_Input_.
________________________

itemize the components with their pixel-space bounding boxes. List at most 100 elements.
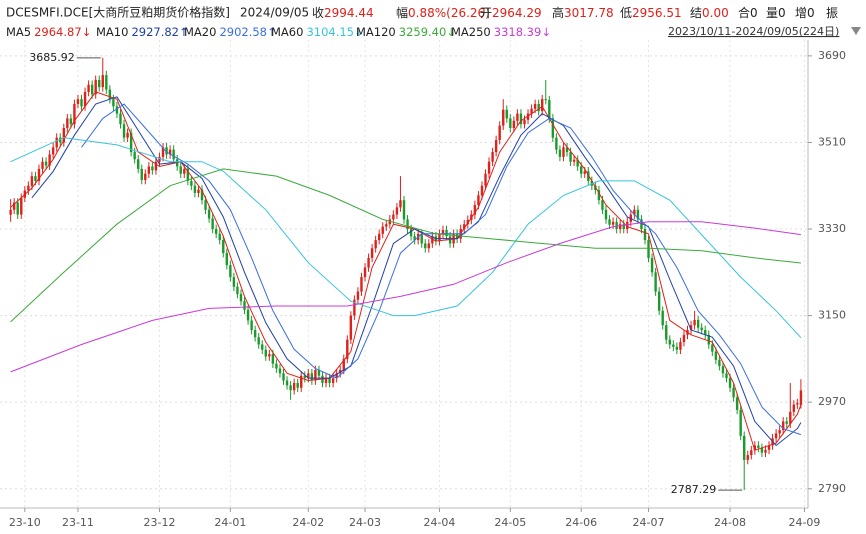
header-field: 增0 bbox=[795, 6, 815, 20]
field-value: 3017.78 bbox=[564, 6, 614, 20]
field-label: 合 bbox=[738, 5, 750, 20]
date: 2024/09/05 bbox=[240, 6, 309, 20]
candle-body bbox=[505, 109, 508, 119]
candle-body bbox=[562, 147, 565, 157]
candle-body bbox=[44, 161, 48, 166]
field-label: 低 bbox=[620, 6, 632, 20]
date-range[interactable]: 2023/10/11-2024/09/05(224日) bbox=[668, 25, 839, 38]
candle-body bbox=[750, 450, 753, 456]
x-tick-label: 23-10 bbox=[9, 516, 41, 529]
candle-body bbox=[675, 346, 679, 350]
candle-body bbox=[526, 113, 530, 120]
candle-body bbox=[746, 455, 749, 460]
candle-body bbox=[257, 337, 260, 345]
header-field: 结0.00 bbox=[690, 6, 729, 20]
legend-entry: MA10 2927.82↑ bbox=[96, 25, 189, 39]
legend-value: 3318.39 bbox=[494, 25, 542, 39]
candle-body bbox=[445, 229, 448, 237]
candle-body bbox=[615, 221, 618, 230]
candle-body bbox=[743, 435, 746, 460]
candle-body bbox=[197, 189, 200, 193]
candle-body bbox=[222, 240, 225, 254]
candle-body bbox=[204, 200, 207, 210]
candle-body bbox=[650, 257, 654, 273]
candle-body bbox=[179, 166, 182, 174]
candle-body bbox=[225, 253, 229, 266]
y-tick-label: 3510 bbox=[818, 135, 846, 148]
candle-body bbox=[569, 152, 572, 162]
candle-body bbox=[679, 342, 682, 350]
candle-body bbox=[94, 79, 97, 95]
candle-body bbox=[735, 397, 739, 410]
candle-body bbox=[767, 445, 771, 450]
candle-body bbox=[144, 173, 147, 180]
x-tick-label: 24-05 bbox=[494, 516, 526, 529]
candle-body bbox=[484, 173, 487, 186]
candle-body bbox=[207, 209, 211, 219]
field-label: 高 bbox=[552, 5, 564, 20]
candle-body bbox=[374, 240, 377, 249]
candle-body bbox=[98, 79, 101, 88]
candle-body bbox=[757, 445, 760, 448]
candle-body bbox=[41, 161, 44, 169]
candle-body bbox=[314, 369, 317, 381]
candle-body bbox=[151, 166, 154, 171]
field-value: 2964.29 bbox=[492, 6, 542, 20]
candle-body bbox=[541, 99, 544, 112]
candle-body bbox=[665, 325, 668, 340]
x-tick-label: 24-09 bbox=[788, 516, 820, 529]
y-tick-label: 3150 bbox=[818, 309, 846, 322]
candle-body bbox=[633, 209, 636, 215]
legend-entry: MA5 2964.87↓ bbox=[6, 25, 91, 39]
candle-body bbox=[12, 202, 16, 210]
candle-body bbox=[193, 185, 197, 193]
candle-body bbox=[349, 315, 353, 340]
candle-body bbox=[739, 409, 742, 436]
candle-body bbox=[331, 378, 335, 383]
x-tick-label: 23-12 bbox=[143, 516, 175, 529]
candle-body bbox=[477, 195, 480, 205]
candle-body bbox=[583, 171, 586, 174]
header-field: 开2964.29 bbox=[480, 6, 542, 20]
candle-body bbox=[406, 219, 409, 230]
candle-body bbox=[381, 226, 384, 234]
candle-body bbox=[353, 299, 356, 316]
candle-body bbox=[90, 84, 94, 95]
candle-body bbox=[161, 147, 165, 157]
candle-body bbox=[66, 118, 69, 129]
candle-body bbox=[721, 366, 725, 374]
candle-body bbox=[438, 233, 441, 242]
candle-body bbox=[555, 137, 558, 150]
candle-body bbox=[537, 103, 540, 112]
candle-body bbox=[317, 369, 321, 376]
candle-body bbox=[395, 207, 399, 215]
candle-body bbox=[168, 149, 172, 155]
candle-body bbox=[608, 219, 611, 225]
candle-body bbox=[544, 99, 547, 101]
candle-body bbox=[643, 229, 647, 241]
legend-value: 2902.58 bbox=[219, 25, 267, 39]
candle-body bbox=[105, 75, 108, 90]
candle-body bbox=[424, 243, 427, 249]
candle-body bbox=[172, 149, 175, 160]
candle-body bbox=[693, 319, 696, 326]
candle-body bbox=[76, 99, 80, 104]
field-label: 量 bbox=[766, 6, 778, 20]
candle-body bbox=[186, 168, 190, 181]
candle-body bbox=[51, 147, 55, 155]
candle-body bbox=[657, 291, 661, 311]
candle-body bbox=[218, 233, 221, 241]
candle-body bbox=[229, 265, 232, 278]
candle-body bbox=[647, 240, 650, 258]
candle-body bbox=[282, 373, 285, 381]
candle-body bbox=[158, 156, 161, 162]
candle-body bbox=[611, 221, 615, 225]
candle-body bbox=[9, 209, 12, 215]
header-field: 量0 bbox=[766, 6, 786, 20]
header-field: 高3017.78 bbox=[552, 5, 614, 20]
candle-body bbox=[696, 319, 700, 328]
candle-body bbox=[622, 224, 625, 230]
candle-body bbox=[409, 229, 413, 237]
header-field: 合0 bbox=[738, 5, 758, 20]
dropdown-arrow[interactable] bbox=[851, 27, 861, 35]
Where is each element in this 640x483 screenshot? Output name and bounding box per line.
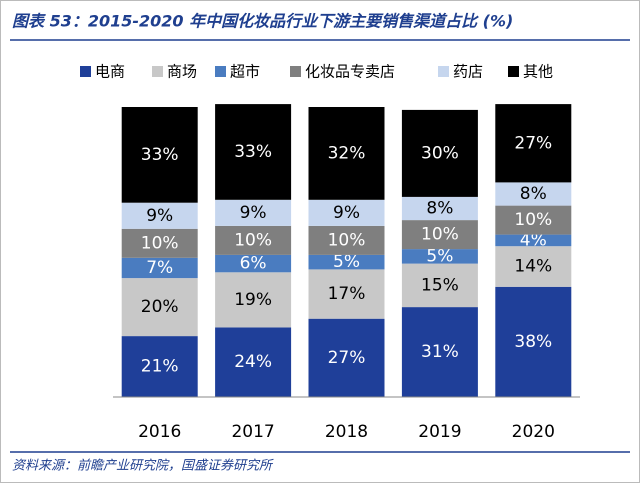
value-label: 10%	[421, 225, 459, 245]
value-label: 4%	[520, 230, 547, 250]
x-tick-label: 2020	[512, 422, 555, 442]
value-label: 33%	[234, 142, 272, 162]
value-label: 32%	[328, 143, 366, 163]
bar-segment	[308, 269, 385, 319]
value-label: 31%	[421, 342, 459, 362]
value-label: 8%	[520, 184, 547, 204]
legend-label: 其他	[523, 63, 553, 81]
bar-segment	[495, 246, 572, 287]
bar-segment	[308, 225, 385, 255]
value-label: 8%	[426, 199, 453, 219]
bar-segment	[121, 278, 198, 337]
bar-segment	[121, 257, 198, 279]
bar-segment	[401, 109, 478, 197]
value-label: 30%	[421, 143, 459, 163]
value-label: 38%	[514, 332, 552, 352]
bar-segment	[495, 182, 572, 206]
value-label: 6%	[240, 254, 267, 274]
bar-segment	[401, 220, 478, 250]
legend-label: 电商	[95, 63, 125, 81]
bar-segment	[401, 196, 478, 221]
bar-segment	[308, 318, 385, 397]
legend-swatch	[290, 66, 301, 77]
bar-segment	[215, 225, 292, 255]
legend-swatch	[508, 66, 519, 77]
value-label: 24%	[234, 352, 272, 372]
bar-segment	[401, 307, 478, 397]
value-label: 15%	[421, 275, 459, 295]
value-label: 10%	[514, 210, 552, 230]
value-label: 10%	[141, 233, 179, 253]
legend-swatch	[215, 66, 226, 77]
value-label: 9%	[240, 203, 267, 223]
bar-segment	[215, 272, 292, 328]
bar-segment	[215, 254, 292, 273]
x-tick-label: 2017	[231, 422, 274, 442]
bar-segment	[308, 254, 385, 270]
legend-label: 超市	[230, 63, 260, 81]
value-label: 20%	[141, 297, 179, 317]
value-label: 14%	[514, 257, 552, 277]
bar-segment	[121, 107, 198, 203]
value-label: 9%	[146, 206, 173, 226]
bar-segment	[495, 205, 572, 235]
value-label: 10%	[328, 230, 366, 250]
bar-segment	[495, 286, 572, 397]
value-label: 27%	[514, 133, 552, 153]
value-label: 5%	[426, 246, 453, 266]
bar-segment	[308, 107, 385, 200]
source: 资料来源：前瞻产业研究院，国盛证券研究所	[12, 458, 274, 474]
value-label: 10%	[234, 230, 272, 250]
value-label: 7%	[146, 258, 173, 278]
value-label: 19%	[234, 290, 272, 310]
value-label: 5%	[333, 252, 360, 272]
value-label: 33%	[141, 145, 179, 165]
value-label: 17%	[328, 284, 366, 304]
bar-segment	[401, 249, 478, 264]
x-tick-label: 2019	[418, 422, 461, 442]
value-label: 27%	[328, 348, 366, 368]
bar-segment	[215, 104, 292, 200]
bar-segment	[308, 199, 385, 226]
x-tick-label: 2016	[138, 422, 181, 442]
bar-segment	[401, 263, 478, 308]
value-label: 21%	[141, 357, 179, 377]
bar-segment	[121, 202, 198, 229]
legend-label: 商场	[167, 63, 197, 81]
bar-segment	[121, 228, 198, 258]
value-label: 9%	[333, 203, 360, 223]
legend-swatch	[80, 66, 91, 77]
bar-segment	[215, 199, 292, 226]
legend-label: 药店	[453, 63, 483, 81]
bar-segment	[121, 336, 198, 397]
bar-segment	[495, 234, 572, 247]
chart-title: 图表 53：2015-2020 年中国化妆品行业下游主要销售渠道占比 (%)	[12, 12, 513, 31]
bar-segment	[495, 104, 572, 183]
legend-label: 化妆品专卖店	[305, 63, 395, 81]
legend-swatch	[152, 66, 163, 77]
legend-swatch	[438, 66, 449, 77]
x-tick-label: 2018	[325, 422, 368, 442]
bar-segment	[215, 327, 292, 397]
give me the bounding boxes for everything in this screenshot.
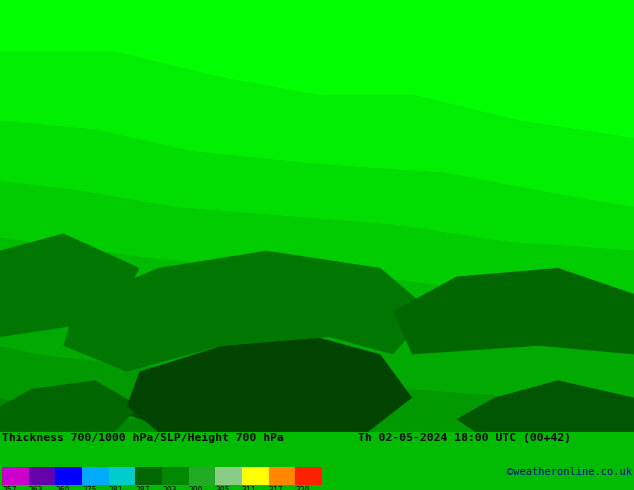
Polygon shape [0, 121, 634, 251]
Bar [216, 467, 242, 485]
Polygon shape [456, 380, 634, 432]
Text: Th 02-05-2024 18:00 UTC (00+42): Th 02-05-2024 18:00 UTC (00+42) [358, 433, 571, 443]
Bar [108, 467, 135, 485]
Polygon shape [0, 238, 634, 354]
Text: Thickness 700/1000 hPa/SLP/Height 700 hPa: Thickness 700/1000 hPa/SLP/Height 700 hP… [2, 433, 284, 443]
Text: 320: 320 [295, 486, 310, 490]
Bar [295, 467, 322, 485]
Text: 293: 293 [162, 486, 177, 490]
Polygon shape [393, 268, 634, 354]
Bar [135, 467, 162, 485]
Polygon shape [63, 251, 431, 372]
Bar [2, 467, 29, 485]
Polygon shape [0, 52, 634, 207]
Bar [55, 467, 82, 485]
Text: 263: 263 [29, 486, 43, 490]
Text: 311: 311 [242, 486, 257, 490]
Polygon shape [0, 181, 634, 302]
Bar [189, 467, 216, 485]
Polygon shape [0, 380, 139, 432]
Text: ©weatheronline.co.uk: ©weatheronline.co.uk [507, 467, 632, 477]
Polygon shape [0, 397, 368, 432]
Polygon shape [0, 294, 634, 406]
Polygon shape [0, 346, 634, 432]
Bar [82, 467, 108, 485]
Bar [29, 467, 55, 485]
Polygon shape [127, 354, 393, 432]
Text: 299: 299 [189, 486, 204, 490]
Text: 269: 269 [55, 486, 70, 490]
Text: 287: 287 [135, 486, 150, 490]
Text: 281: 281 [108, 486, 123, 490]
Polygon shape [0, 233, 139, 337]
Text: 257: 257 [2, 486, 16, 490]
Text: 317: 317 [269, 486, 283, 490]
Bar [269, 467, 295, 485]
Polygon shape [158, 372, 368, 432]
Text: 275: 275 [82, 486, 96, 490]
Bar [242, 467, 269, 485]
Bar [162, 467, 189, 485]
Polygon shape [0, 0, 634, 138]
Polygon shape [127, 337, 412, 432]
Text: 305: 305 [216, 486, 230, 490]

________________________

_What to produce_.
Rewrite the rows from the line containing "header-field: 增0 bbox=[795, 6, 815, 20]" through the line containing "candle-body bbox=[665, 325, 668, 340]", changing every "candle-body" to "candle-bar" and leaving everything else as it is.

_Response to the exercise_.
header-field: 增0 bbox=[795, 6, 815, 20]
field-value: 3017.78 bbox=[564, 6, 614, 20]
field-label: 合 bbox=[738, 5, 750, 20]
date: 2024/09/05 bbox=[240, 6, 309, 20]
candle-bar bbox=[505, 109, 508, 119]
candle-bar bbox=[562, 147, 565, 157]
candle-bar bbox=[44, 161, 48, 166]
field-label: 低 bbox=[620, 6, 632, 20]
date-range[interactable]: 2023/10/11-2024/09/05(224日) bbox=[668, 25, 839, 38]
candle-bar bbox=[750, 450, 753, 456]
x-tick-label: 23-10 bbox=[9, 516, 41, 529]
candle-bar bbox=[675, 346, 679, 350]
candle-bar bbox=[526, 113, 530, 120]
candle-bar bbox=[746, 455, 749, 460]
candle-bar bbox=[257, 337, 260, 345]
header-field: 结0.00 bbox=[690, 6, 729, 20]
legend-entry: MA10 2927.82↑ bbox=[96, 25, 189, 39]
legend-value: 3318.39 bbox=[494, 25, 542, 39]
candle-bar bbox=[445, 229, 448, 237]
candle-bar bbox=[615, 221, 618, 230]
candle-bar bbox=[743, 435, 746, 460]
candle-bar bbox=[197, 189, 200, 193]
candle-bar bbox=[222, 240, 225, 254]
candle-bar bbox=[204, 200, 207, 210]
candle-bar bbox=[650, 257, 654, 273]
candle-bar bbox=[179, 166, 182, 174]
candle-bar bbox=[225, 253, 229, 266]
y-tick-label: 3510 bbox=[818, 135, 846, 148]
candle-bar bbox=[569, 152, 572, 162]
candle-bar bbox=[679, 342, 682, 350]
candle-bar bbox=[94, 79, 97, 95]
candle-bar bbox=[735, 397, 739, 410]
candle-bar bbox=[767, 445, 771, 450]
candle-bar bbox=[144, 173, 147, 180]
x-tick-label: 24-05 bbox=[494, 516, 526, 529]
candle-bar bbox=[484, 173, 487, 186]
candle-bar bbox=[207, 209, 211, 219]
field-label: 高 bbox=[552, 5, 564, 20]
candle-bar bbox=[374, 240, 377, 249]
candle-bar bbox=[98, 79, 101, 88]
candle-bar bbox=[757, 445, 760, 448]
candle-bar bbox=[41, 161, 44, 169]
candle-bar bbox=[314, 369, 317, 381]
candle-bar bbox=[151, 166, 154, 171]
field-value: 2964.29 bbox=[492, 6, 542, 20]
candle-bar bbox=[541, 99, 544, 112]
candle-bar bbox=[665, 325, 668, 340]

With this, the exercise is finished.